— Start of RECORDS SHOWN —

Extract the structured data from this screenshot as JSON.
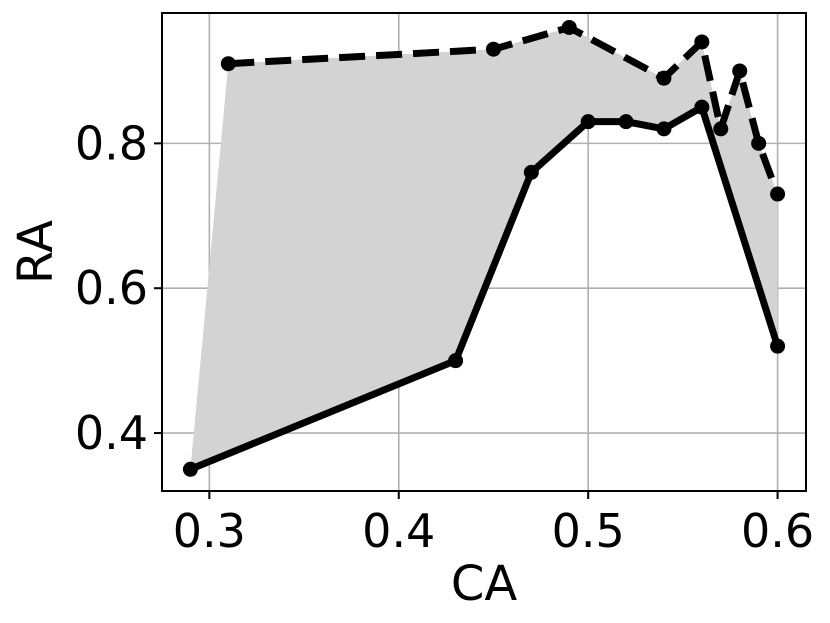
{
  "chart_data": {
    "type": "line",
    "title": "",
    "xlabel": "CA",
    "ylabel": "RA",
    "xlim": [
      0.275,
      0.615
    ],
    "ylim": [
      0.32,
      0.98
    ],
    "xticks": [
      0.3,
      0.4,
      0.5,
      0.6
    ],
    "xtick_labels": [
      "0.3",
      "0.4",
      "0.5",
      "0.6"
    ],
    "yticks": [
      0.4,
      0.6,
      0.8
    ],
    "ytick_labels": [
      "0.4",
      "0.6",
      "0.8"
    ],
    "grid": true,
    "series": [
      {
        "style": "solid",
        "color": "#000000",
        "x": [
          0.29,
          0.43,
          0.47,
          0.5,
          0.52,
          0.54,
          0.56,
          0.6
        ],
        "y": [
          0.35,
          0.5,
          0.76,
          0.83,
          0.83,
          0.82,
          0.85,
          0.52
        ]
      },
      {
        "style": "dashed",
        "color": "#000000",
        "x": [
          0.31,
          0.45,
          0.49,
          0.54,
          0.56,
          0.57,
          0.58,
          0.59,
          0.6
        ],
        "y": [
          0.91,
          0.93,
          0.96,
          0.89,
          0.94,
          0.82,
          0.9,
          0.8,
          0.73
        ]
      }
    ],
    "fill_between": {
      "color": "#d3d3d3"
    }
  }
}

— End of RECORDS SHOWN —

DO THIS =>
Every entry must be written out exactly, with all pictures left out.

EXERCISE SOLUTION =>
Extract the structured data from this screenshot as JSON.
{
  "chart_data": {
    "type": "line",
    "title": "",
    "xlabel": "CA",
    "ylabel": "RA",
    "xlim": [
      0.275,
      0.615
    ],
    "ylim": [
      0.32,
      0.98
    ],
    "xticks": [
      0.3,
      0.4,
      0.5,
      0.6
    ],
    "xtick_labels": [
      "0.3",
      "0.4",
      "0.5",
      "0.6"
    ],
    "yticks": [
      0.4,
      0.6,
      0.8
    ],
    "ytick_labels": [
      "0.4",
      "0.6",
      "0.8"
    ],
    "grid": true,
    "series": [
      {
        "style": "solid",
        "color": "#000000",
        "x": [
          0.29,
          0.43,
          0.47,
          0.5,
          0.52,
          0.54,
          0.56,
          0.6
        ],
        "y": [
          0.35,
          0.5,
          0.76,
          0.83,
          0.83,
          0.82,
          0.85,
          0.52
        ]
      },
      {
        "style": "dashed",
        "color": "#000000",
        "x": [
          0.31,
          0.45,
          0.49,
          0.54,
          0.56,
          0.57,
          0.58,
          0.59,
          0.6
        ],
        "y": [
          0.91,
          0.93,
          0.96,
          0.89,
          0.94,
          0.82,
          0.9,
          0.8,
          0.73
        ]
      }
    ],
    "fill_between": {
      "color": "#d3d3d3"
    }
  }
}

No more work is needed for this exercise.